*** Records provided

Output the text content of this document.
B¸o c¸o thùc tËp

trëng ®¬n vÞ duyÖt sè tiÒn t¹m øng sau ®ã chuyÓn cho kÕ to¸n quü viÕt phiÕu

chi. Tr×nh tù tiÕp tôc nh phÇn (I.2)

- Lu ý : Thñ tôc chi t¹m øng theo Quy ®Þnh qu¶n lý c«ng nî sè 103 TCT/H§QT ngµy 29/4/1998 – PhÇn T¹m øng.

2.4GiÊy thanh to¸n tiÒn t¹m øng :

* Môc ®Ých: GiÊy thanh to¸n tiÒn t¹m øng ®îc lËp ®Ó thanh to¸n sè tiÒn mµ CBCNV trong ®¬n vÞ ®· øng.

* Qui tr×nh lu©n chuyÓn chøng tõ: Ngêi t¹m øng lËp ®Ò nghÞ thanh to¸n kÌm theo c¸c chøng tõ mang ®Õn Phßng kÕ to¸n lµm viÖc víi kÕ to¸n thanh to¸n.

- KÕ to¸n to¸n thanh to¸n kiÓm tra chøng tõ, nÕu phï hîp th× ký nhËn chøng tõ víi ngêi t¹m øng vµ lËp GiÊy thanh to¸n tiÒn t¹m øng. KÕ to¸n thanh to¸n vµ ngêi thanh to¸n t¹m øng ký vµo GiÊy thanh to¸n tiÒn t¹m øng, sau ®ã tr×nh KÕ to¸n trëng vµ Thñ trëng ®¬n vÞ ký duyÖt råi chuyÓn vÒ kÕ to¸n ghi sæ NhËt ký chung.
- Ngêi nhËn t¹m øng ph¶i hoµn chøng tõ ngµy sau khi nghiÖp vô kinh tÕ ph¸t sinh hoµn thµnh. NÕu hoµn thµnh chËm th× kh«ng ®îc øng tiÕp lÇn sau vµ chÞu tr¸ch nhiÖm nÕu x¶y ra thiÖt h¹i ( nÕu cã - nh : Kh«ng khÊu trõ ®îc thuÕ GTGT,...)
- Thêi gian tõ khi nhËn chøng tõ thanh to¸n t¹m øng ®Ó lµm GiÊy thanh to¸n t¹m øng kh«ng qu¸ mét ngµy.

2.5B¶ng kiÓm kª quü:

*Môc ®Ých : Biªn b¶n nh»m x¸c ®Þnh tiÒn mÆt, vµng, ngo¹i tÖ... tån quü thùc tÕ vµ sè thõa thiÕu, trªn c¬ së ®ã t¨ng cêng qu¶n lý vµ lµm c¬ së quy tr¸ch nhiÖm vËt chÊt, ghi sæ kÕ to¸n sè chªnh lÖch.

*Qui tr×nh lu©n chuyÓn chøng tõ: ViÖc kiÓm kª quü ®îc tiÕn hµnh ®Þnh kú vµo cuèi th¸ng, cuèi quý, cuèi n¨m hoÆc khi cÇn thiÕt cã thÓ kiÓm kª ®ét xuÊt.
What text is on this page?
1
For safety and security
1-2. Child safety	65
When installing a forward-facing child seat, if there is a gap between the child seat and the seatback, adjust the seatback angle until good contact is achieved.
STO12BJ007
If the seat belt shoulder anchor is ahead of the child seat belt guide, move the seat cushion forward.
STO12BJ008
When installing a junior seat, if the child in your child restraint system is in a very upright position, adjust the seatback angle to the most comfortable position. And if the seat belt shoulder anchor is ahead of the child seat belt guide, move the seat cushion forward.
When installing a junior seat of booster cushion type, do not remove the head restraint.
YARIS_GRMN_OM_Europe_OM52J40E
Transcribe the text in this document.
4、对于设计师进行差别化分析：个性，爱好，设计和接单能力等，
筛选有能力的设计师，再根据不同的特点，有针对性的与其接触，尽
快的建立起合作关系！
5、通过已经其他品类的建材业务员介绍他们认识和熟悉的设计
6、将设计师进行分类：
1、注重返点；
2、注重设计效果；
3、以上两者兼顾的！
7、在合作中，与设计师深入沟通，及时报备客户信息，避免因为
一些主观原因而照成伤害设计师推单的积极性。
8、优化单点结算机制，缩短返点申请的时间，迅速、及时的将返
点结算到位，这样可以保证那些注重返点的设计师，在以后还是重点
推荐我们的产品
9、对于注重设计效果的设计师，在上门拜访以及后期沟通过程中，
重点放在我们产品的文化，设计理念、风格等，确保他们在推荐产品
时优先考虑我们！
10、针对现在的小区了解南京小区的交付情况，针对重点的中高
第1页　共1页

******

Give back the lines above exactly, from the one with "Transcribe the text in this document." through the last line.

## Worked answer
Transcribe the text in this document.
4、对于设计师进行差别化分析：个性，爱好，设计和接单能力等，
筛选有能力的设计师，再根据不同的特点，有针对性的与其接触，尽
快的建立起合作关系！
5、通过已经其他品类的建材业务员介绍他们认识和熟悉的设计
6、将设计师进行分类：
1、注重返点；
2、注重设计效果；
3、以上两者兼顾的！
7、在合作中，与设计师深入沟通，及时报备客户信息，避免因为
一些主观原因而照成伤害设计师推单的积极性。
8、优化单点结算机制，缩短返点申请的时间，迅速、及时的将返
点结算到位，这样可以保证那些注重返点的设计师，在以后还是重点
推荐我们的产品
9、对于注重设计效果的设计师，在上门拜访以及后期沟通过程中，
重点放在我们产品的文化，设计理念、风格等，确保他们在推荐产品
时优先考虑我们！
10、针对现在的小区了解南京小区的交付情况，针对重点的中高
第1页　共1页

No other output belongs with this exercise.